§ DESCRIPTION OF THE TASK
Copy out all lines of the records in which the word "Know" appears.

[Dataset excerpts]
╭──

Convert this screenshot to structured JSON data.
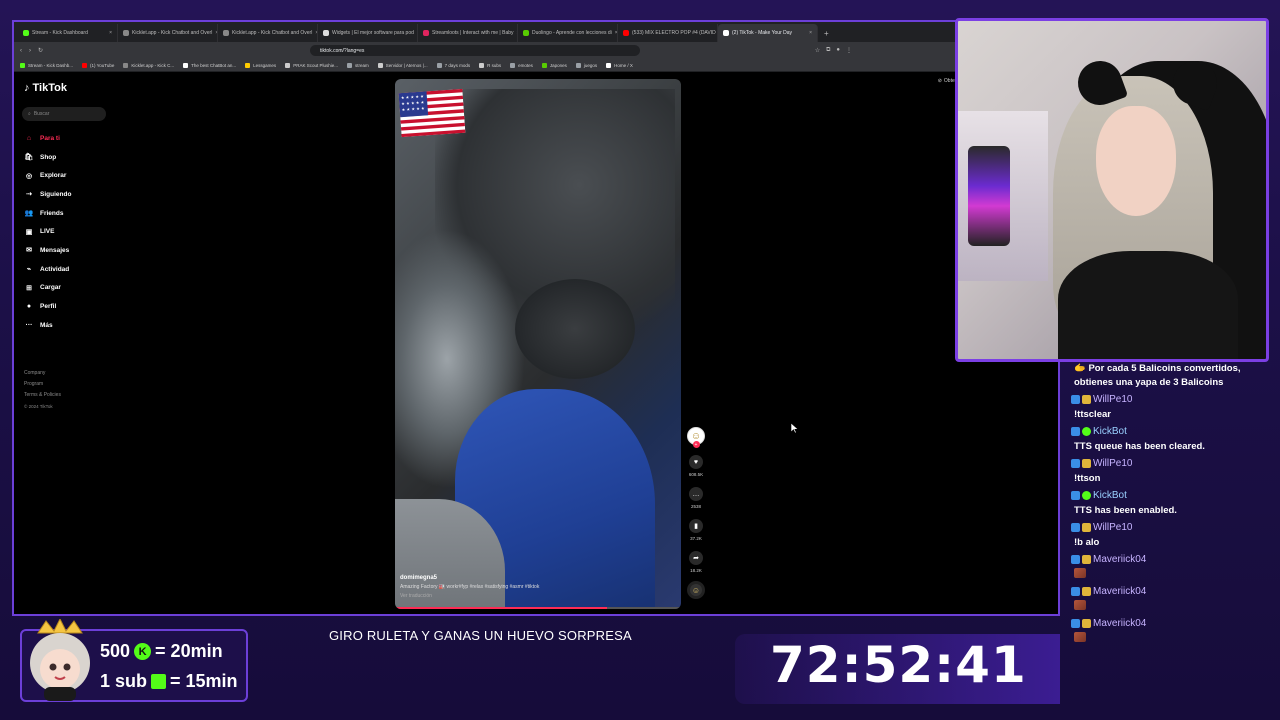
{
  "browser": {
    "tabs": [
      {
        "label": "Stream - Kick Dashboard",
        "color": "#53fc18"
      },
      {
        "label": "Kicklet.app - Kick Chatbot and Overl",
        "color": "#888888"
      },
      {
        "label": "Kicklet.app - Kick Chatbot and Overl",
        "color": "#888888"
      },
      {
        "label": "Widgets | El mejor software para pod",
        "color": "#dddddd"
      },
      {
        "label": "Streamloots | Interact with me | Baby",
        "color": "#e0245e"
      },
      {
        "label": "Duolingo - Aprende con lecciones di",
        "color": "#58cc02"
      },
      {
        "label": "(533) MIX ELECTRO POP #4 (DAVID C",
        "color": "#ff0000"
      },
      {
        "label": "(2) TikTok - Make Your Day",
        "color": "#ffffff",
        "active": true
      }
    ],
    "url": "tiktok.com/?lang=es",
    "bookmarks": [
      {
        "label": "Stream - Kick Dashb...",
        "color": "#53fc18"
      },
      {
        "label": "(1) YouTube",
        "color": "#ff0000"
      },
      {
        "label": "Kicklet.app - Kick C...",
        "color": "#888888"
      },
      {
        "label": "The best ChatBot an...",
        "color": "#ffffff"
      },
      {
        "label": "Lessgames",
        "color": "#ffcc00"
      },
      {
        "label": "PRAK Scout Plushie...",
        "color": "#cccccc"
      },
      {
        "label": "stream",
        "color": "#9aa0a6"
      },
      {
        "label": "Servidor | Aternos |...",
        "color": "#cccccc"
      },
      {
        "label": "7 days mods",
        "color": "#9aa0a6"
      },
      {
        "label": "R subs",
        "color": "#cccccc"
      },
      {
        "label": "emotes",
        "color": "#9aa0a6"
      },
      {
        "label": "Japones",
        "color": "#58cc02"
      },
      {
        "label": "juegos",
        "color": "#9aa0a6"
      },
      {
        "label": "Home / X",
        "color": "#ffffff"
      }
    ]
  },
  "tiktok": {
    "logo": "TikTok",
    "search_placeholder": "Buscar",
    "nav": [
      {
        "label": "Para ti",
        "icon": "home-icon",
        "glyph": "⌂",
        "active": true
      },
      {
        "label": "Shop",
        "icon": "shop-icon",
        "glyph": "🛍"
      },
      {
        "label": "Explorar",
        "icon": "compass-icon",
        "glyph": "◎"
      },
      {
        "label": "Siguiendo",
        "icon": "following-icon",
        "glyph": "⇢"
      },
      {
        "label": "Friends",
        "icon": "friends-icon",
        "glyph": "👥"
      },
      {
        "label": "LIVE",
        "icon": "live-icon",
        "glyph": "▣"
      },
      {
        "label": "Mensajes",
        "icon": "messages-icon",
        "glyph": "✉"
      },
      {
        "label": "Actividad",
        "icon": "activity-icon",
        "glyph": "⌁"
      },
      {
        "label": "Cargar",
        "icon": "upload-icon",
        "glyph": "⊞"
      },
      {
        "label": "Perfil",
        "icon": "profile-icon",
        "glyph": "●"
      },
      {
        "label": "Más",
        "icon": "more-icon",
        "glyph": "···"
      }
    ],
    "footer": {
      "company": "Company",
      "program": "Program",
      "terms": "Terms & Policies",
      "copyright": "© 2024 TikTok"
    },
    "get_app": "Obtener",
    "video": {
      "username": "domimegna5",
      "caption": "Amazing Factory 🏭 workr#fyp #relax #satisfying #asmr #tiktok",
      "translate": "Ver traducción",
      "progress": 0.74,
      "likes": "608.5K",
      "comments": "2538",
      "saves": "37.2K",
      "shares": "18.2K"
    }
  },
  "chat": {
    "messages": [
      {
        "type": "text",
        "text": "🫱 Por cada 5 Balicoins convertidos, obtienes una yapa de 3 Balicoins"
      },
      {
        "type": "user",
        "name": "WillPe10"
      },
      {
        "type": "text",
        "text": "!ttsclear"
      },
      {
        "type": "user",
        "name": "KickBot",
        "kick": true
      },
      {
        "type": "text",
        "text": "TTS queue has been cleared."
      },
      {
        "type": "user",
        "name": "WillPe10"
      },
      {
        "type": "text",
        "text": "!ttson"
      },
      {
        "type": "user",
        "name": "KickBot",
        "kick": true
      },
      {
        "type": "text",
        "text": "TTS has been enabled."
      },
      {
        "type": "user",
        "name": "WillPe10"
      },
      {
        "type": "text",
        "text": "!b alo"
      },
      {
        "type": "user",
        "name": "Maveriick04"
      },
      {
        "type": "emote"
      },
      {
        "type": "user",
        "name": "Maveriick04"
      },
      {
        "type": "emote"
      },
      {
        "type": "user",
        "name": "Maveriick04"
      },
      {
        "type": "emote"
      }
    ]
  },
  "overlay": {
    "promo_line1_amount": "500",
    "promo_line1_rest": "= 20min",
    "promo_line2_amount": "1 sub",
    "promo_line2_rest": "= 15min",
    "marquee": "GIRO RULETA Y GANAS UN HUEVO SORPRESA",
    "timer": "72:52:41",
    "accent": "#6c3fd8",
    "kick_green": "#53fc18"
  }
}
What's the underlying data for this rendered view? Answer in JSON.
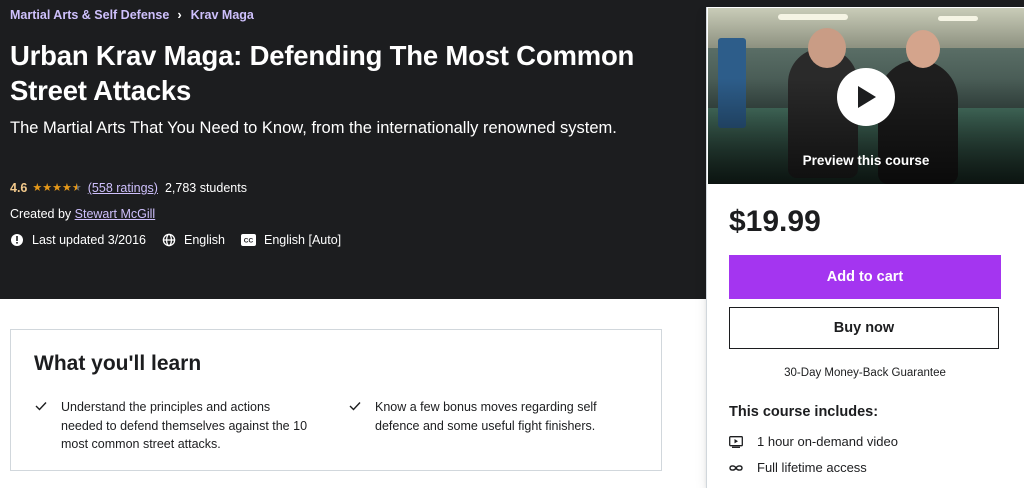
{
  "breadcrumb": {
    "items": [
      "Martial Arts & Self Defense",
      "Krav Maga"
    ],
    "separator_icon": "chevron-right-icon"
  },
  "course": {
    "title": "Urban Krav Maga: Defending The Most Common Street Attacks",
    "subtitle": "The Martial Arts That You Need to Know, from the internationally renowned system.",
    "rating": "4.6",
    "rating_stars_value": 4.5,
    "ratings_count": "(558 ratings)",
    "students": "2,783 students",
    "created_by_label": "Created by",
    "instructor": "Stewart McGill",
    "last_updated": "Last updated 3/2016",
    "language": "English",
    "captions": "English [Auto]"
  },
  "sidebar": {
    "preview_label": "Preview this course",
    "price": "$19.99",
    "add_to_cart": "Add to cart",
    "buy_now": "Buy now",
    "guarantee": "30-Day Money-Back Guarantee",
    "includes_title": "This course includes:",
    "includes": [
      {
        "icon": "video-icon",
        "label": "1 hour on-demand video"
      },
      {
        "icon": "infinity-icon",
        "label": "Full lifetime access"
      }
    ]
  },
  "learn": {
    "heading": "What you'll learn",
    "items": [
      "Understand the principles and actions needed to defend themselves against the 10 most common street attacks.",
      "Know a few bonus moves regarding self defence and some useful fight finishers."
    ]
  },
  "colors": {
    "hero_bg": "#1c1d1f",
    "link_purple": "#cec0fc",
    "star_orange": "#e59819",
    "rating_text": "#f3ca8c",
    "primary_button": "#a435f0"
  }
}
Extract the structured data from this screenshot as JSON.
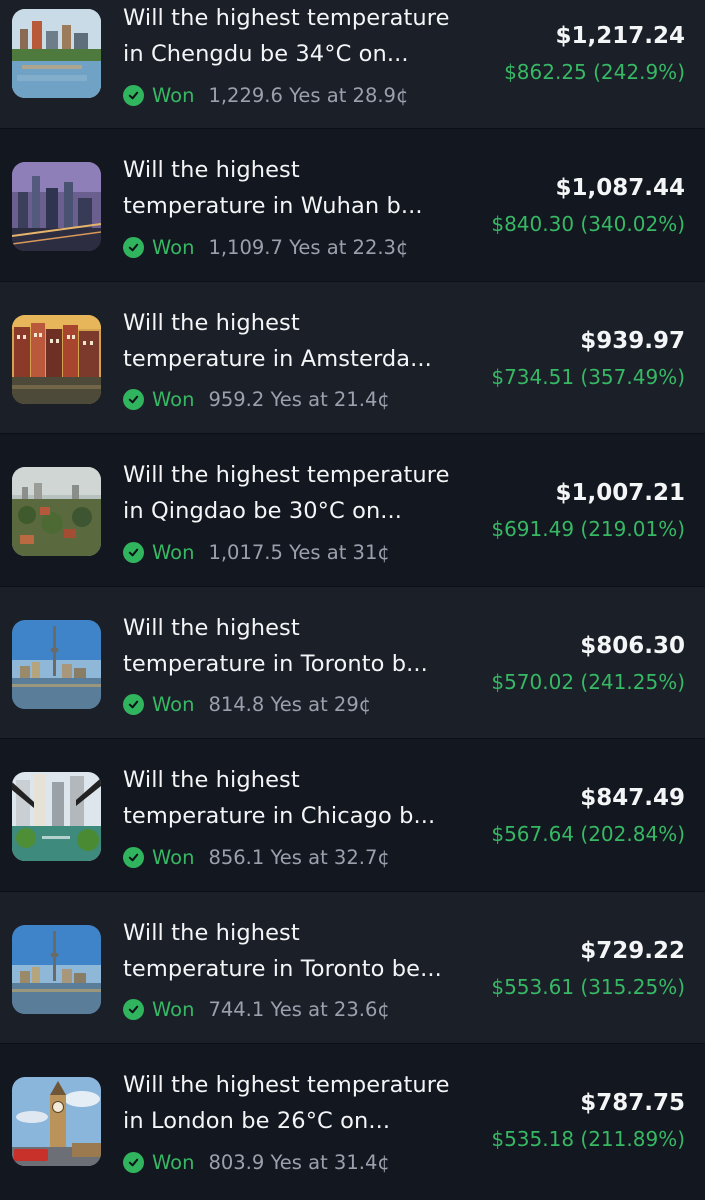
{
  "positions": [
    {
      "title_line1": "Will the highest temperature",
      "title_line2": "in Chengdu be 34°C on...",
      "status": "Won",
      "shares": "1,229.6 Yes at 28.9¢",
      "value": "$1,217.24",
      "pnl": "$862.25 (242.9%)",
      "icon": "chengdu-city-image"
    },
    {
      "title_line1": "Will the highest",
      "title_line2": "temperature in Wuhan b...",
      "status": "Won",
      "shares": "1,109.7 Yes at 22.3¢",
      "value": "$1,087.44",
      "pnl": "$840.30 (340.02%)",
      "icon": "wuhan-city-image"
    },
    {
      "title_line1": "Will the highest",
      "title_line2": "temperature in Amsterda...",
      "status": "Won",
      "shares": "959.2 Yes at 21.4¢",
      "value": "$939.97",
      "pnl": "$734.51 (357.49%)",
      "icon": "amsterdam-canal-houses-image"
    },
    {
      "title_line1": "Will the highest temperature",
      "title_line2": "in Qingdao be 30°C on...",
      "status": "Won",
      "shares": "1,017.5 Yes at 31¢",
      "value": "$1,007.21",
      "pnl": "$691.49 (219.01%)",
      "icon": "qingdao-city-image"
    },
    {
      "title_line1": "Will the highest",
      "title_line2": "temperature in Toronto b...",
      "status": "Won",
      "shares": "814.8 Yes at 29¢",
      "value": "$806.30",
      "pnl": "$570.02 (241.25%)",
      "icon": "toronto-skyline-image"
    },
    {
      "title_line1": "Will the highest",
      "title_line2": "temperature in Chicago b...",
      "status": "Won",
      "shares": "856.1 Yes at 32.7¢",
      "value": "$847.49",
      "pnl": "$567.64 (202.84%)",
      "icon": "chicago-river-image"
    },
    {
      "title_line1": "Will the highest",
      "title_line2": "temperature in Toronto be...",
      "status": "Won",
      "shares": "744.1 Yes at 23.6¢",
      "value": "$729.22",
      "pnl": "$553.61 (315.25%)",
      "icon": "toronto-skyline-image"
    },
    {
      "title_line1": "Will the highest temperature",
      "title_line2": "in London be 26°C on...",
      "status": "Won",
      "shares": "803.9 Yes at 31.4¢",
      "value": "$787.75",
      "pnl": "$535.18 (211.89%)",
      "icon": "london-big-ben-image"
    }
  ],
  "colors": {
    "background": "#13171f",
    "row_alt": "#1b1f28",
    "won_green": "#36b864",
    "text_primary": "#f4f5f7",
    "text_secondary": "#9aa1ad"
  }
}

╰──

§ COMPLETE OUTPUT
    "subtitle": "The Martial Arts That You Need to Know, from the internationally renowned system.",
      "Know a few bonus moves regarding self defence and some useful fight finishers."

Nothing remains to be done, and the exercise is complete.